EXERCISE:
Determine the number of lines holding the word "title"; answer with that number only.

EXERCISE DATA:
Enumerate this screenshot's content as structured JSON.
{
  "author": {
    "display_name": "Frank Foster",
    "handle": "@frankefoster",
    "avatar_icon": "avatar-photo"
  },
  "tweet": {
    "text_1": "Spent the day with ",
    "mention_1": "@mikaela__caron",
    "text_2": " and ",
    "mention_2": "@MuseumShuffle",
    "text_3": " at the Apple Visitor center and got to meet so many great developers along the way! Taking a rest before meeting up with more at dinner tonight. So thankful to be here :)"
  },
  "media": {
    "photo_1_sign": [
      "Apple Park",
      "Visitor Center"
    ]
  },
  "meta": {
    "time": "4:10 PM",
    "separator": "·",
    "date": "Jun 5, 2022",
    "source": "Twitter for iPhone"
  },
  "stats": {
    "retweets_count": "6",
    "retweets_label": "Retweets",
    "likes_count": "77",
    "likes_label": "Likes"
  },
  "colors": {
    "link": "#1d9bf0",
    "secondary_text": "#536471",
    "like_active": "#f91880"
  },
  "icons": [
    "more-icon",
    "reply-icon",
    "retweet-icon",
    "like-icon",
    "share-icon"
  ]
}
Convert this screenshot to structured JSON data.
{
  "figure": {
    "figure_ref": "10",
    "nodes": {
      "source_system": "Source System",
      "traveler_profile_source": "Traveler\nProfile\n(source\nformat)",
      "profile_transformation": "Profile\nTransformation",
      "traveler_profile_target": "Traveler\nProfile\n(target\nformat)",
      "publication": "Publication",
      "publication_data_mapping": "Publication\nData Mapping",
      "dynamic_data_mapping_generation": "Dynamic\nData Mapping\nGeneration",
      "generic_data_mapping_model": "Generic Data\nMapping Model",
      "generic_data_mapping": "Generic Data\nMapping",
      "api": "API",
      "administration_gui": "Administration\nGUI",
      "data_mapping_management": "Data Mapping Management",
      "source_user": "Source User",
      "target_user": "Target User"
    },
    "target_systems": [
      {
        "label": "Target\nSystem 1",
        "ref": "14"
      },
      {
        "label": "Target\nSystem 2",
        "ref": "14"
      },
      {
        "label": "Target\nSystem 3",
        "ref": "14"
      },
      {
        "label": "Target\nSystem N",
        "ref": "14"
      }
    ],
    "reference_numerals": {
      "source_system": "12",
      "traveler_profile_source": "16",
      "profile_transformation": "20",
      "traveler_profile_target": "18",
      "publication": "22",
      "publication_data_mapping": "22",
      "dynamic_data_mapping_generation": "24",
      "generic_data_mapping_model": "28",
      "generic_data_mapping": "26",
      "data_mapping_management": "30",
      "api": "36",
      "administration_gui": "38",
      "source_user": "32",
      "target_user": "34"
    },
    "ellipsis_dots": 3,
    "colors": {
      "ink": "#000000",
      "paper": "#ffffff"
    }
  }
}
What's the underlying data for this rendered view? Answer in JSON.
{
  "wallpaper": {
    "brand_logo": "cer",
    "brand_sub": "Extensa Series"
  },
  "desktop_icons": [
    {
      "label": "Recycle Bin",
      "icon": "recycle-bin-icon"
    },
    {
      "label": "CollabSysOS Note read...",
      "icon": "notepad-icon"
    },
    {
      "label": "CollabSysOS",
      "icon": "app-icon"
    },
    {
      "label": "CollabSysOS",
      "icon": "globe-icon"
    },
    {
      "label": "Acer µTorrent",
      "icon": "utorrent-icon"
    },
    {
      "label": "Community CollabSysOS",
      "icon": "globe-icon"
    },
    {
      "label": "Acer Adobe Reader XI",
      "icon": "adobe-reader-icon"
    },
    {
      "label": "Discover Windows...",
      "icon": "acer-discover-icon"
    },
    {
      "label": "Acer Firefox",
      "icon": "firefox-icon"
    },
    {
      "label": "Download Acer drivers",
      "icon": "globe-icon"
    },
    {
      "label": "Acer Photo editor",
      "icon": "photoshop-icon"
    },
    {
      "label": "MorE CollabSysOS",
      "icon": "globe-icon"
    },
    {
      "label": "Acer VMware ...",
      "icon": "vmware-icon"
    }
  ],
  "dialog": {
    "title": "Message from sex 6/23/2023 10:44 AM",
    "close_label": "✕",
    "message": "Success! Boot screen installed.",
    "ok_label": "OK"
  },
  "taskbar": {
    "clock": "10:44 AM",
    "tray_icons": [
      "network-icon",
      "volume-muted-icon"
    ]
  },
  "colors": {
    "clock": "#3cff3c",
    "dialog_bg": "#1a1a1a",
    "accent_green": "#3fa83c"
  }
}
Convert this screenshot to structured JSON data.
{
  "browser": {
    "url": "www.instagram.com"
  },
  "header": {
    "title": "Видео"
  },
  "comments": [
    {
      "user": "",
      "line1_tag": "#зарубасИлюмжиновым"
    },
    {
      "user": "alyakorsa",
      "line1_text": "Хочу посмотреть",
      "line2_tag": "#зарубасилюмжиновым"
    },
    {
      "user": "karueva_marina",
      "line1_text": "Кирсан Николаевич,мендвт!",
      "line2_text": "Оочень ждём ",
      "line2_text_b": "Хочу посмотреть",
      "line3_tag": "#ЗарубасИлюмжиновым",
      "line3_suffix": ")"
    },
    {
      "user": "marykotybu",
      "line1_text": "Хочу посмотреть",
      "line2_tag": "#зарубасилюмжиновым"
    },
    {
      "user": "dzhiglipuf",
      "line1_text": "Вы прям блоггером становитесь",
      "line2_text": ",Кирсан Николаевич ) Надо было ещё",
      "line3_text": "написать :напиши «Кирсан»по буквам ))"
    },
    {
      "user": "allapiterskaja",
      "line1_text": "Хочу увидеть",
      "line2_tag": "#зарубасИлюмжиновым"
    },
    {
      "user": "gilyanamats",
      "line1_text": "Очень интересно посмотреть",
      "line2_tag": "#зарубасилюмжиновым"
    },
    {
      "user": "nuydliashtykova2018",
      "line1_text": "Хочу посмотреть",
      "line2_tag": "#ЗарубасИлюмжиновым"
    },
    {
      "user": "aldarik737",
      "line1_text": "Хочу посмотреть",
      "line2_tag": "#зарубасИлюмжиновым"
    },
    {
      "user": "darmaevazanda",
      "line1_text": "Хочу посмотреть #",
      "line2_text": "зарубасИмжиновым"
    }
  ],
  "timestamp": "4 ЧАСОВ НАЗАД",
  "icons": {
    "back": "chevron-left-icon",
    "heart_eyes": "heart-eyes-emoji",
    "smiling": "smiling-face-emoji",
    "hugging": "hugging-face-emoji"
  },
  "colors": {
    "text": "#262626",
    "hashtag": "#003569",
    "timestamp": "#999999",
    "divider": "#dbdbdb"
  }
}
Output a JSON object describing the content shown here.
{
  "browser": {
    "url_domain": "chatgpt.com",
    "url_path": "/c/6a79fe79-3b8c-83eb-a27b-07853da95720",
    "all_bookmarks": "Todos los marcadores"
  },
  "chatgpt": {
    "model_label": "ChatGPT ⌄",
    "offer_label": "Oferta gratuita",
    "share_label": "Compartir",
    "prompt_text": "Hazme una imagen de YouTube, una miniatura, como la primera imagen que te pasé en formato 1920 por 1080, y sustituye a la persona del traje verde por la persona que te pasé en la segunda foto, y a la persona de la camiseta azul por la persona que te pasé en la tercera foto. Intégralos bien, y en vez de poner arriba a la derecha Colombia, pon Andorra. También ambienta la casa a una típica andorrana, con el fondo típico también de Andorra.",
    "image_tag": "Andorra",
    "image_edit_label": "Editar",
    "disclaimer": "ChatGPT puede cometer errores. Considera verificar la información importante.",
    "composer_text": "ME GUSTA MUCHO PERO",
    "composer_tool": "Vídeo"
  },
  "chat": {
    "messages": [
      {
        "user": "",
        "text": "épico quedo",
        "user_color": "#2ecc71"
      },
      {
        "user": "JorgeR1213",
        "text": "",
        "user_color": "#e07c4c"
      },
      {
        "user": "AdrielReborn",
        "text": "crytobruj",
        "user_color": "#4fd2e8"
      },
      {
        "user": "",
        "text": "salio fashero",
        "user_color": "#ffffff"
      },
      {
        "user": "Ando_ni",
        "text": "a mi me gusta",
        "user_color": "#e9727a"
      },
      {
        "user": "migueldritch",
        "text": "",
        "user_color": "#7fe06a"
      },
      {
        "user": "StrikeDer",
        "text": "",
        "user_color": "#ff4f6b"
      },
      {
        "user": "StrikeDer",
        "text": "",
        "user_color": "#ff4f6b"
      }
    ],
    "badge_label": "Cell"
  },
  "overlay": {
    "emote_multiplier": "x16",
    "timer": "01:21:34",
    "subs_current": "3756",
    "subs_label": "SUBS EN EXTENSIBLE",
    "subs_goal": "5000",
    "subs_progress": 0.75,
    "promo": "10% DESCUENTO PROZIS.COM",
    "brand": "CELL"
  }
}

RESPONSE TO THE EXERCISE:
2